In the listing that follows, count the lines holding the word "outer" and report only that number.

§ §

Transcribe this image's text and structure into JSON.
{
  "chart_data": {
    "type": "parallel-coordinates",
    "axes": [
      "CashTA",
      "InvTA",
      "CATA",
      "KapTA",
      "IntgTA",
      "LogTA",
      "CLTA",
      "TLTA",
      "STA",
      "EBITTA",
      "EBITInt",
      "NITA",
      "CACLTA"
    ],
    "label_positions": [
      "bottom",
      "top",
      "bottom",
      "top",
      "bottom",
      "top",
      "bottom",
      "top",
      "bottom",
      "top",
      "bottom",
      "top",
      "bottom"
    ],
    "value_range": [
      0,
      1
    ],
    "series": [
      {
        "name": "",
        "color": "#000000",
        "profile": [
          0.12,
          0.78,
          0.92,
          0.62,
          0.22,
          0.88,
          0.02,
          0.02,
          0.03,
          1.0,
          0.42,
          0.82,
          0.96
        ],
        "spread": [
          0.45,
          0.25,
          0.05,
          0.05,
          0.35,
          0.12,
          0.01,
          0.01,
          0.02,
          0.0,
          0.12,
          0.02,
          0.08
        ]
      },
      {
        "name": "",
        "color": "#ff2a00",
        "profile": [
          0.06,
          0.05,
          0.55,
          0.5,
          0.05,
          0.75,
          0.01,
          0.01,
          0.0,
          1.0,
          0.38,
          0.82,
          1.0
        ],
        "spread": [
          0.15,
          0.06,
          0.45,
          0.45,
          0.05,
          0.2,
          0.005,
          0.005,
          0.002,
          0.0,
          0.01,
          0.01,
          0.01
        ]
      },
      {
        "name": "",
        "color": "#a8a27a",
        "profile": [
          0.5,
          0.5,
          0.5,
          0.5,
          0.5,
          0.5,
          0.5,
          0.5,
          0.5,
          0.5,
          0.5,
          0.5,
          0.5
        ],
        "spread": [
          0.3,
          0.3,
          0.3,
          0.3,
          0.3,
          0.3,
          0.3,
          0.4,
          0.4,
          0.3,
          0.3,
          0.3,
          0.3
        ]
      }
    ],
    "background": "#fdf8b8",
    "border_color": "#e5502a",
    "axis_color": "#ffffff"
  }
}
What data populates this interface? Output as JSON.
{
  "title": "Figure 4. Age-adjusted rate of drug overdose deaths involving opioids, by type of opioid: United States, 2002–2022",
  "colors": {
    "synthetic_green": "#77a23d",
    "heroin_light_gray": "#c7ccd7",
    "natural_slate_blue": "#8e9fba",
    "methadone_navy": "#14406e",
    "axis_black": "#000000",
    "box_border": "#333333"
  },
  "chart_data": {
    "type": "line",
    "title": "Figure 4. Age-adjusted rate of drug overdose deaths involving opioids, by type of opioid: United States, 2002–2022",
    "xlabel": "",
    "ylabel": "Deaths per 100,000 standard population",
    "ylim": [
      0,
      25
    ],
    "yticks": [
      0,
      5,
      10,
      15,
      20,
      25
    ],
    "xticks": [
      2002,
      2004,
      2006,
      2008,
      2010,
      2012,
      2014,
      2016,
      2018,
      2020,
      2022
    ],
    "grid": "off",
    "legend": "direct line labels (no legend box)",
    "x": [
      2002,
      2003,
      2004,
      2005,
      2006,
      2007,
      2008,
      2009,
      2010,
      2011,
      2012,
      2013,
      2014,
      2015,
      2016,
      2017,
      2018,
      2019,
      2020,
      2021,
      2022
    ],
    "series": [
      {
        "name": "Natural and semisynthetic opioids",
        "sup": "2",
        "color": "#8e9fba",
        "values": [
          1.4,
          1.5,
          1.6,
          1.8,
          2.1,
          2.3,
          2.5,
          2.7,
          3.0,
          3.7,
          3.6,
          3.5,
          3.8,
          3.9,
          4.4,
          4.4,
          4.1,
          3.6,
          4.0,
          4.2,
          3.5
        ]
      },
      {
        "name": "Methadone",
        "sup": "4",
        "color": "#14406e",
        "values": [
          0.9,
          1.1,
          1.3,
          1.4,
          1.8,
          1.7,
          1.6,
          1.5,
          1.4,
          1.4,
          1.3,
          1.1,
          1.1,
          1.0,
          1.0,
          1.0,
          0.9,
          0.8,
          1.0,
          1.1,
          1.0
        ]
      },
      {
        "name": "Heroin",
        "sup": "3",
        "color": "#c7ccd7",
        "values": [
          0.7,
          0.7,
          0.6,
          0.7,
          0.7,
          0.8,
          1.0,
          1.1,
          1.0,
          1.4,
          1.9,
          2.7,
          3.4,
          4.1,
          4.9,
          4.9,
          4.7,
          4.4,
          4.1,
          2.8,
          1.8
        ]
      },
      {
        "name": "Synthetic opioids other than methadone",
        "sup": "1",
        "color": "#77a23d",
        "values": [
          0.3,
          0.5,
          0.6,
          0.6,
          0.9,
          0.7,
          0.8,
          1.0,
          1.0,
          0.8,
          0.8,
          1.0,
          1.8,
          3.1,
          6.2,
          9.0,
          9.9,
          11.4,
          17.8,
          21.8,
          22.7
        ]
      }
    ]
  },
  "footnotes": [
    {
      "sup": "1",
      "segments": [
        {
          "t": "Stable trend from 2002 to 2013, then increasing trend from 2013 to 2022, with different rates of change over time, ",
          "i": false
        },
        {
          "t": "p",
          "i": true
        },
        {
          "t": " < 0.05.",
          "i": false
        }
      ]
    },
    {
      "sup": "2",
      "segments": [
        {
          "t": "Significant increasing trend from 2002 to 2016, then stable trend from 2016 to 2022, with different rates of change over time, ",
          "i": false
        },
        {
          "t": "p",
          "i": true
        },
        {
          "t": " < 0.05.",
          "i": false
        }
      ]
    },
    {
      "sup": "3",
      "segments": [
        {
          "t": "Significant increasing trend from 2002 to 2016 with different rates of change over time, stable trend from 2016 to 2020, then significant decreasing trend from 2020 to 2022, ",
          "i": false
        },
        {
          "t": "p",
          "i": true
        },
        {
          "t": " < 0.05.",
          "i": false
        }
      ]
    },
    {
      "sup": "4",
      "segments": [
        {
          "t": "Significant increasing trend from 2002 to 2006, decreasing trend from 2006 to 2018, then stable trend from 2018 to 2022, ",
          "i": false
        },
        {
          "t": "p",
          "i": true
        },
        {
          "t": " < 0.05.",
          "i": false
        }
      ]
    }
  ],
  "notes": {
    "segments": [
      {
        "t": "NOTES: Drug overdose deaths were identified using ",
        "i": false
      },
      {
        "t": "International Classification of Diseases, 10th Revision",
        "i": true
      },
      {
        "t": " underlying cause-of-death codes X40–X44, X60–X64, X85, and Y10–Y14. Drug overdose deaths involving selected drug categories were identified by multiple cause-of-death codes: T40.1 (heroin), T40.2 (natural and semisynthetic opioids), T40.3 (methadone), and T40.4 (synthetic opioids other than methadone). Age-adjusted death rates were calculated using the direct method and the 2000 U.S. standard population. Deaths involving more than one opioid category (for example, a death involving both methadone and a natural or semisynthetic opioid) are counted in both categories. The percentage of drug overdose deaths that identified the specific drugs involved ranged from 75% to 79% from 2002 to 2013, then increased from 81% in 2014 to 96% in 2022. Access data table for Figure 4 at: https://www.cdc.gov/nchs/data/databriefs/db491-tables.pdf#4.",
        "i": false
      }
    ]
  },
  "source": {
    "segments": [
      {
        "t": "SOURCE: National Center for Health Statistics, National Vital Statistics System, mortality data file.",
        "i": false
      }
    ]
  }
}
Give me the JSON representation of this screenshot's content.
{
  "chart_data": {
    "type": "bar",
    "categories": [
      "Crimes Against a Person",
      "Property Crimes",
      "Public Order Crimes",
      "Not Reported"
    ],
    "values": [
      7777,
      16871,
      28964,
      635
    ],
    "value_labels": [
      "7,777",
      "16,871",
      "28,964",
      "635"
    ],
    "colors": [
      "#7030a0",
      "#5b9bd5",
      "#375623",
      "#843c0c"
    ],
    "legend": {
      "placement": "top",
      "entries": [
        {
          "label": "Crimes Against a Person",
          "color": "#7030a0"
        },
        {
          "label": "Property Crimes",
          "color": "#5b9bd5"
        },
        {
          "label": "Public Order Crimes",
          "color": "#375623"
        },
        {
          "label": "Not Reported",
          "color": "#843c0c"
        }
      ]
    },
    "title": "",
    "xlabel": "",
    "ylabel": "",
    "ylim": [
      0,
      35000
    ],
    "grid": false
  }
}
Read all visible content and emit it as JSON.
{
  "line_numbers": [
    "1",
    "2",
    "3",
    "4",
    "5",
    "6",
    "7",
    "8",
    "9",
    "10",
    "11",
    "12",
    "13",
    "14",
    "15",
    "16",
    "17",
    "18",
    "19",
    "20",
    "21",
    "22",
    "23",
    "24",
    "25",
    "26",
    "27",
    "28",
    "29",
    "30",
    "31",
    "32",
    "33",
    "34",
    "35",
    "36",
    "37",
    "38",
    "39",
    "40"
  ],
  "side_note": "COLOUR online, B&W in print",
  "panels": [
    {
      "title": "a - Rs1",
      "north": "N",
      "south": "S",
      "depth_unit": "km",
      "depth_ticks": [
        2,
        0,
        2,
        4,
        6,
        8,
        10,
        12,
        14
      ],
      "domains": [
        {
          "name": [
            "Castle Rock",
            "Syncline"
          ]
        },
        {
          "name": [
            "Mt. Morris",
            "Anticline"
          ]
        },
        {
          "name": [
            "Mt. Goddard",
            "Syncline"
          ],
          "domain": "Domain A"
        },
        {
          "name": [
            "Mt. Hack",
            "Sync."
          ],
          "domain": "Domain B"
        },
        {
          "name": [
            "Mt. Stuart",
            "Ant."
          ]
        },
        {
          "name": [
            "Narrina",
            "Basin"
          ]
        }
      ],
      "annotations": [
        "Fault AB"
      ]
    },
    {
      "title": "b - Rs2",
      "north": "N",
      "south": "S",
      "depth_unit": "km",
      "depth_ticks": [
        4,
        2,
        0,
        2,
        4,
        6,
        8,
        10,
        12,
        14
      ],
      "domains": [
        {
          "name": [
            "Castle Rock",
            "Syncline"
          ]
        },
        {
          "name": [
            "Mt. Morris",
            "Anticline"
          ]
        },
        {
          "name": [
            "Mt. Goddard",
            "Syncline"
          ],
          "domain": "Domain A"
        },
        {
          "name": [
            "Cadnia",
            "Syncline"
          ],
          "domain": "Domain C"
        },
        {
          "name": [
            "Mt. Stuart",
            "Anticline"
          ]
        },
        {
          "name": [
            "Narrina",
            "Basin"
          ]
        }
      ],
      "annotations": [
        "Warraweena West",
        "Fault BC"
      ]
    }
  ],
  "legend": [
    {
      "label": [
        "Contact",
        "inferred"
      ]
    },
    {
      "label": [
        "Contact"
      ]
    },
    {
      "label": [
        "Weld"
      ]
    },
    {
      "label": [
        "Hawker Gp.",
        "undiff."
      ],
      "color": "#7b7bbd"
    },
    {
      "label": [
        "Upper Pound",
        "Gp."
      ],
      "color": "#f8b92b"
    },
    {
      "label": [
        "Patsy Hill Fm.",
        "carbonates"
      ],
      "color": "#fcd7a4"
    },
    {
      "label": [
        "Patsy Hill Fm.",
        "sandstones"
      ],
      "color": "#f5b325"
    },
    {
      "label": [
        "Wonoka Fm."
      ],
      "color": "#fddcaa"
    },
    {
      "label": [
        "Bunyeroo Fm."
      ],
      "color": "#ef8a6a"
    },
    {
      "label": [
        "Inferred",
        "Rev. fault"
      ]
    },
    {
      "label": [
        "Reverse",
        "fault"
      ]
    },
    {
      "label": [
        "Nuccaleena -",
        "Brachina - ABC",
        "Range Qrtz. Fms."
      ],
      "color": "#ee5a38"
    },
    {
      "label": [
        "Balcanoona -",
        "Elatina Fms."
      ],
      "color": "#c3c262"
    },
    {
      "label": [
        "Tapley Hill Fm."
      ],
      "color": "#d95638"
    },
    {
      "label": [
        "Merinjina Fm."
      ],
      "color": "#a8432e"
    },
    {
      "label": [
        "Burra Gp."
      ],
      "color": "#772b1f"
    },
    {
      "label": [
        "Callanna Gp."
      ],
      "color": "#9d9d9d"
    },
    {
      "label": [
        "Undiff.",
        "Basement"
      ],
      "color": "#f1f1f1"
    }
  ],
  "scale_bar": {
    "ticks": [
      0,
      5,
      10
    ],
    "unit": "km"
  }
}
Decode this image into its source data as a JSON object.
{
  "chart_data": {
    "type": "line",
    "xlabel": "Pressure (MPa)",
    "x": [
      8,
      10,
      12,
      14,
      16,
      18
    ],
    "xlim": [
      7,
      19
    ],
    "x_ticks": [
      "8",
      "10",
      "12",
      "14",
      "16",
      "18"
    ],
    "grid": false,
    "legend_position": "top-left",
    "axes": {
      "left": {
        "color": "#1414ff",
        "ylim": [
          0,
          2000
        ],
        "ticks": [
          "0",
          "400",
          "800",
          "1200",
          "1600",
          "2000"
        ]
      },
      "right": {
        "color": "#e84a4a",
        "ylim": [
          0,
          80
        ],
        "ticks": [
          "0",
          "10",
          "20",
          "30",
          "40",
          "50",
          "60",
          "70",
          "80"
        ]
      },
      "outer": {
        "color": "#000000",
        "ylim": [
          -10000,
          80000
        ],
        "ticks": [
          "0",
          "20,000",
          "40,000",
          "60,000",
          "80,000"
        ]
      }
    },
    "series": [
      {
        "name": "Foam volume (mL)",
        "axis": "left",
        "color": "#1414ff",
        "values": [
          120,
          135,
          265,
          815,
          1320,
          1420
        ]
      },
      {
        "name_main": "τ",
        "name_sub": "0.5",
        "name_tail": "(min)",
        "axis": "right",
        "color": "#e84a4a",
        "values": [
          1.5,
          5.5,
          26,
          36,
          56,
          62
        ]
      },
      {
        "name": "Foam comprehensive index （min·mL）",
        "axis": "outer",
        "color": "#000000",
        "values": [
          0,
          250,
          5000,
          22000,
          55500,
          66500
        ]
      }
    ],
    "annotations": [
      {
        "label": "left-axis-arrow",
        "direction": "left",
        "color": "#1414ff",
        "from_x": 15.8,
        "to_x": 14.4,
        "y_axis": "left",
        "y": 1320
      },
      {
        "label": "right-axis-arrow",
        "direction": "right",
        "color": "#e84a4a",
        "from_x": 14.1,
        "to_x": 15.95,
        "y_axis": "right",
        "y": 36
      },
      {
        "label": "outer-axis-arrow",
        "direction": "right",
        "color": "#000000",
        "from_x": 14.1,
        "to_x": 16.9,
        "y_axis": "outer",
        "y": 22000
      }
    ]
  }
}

§ §

# [Result below]
4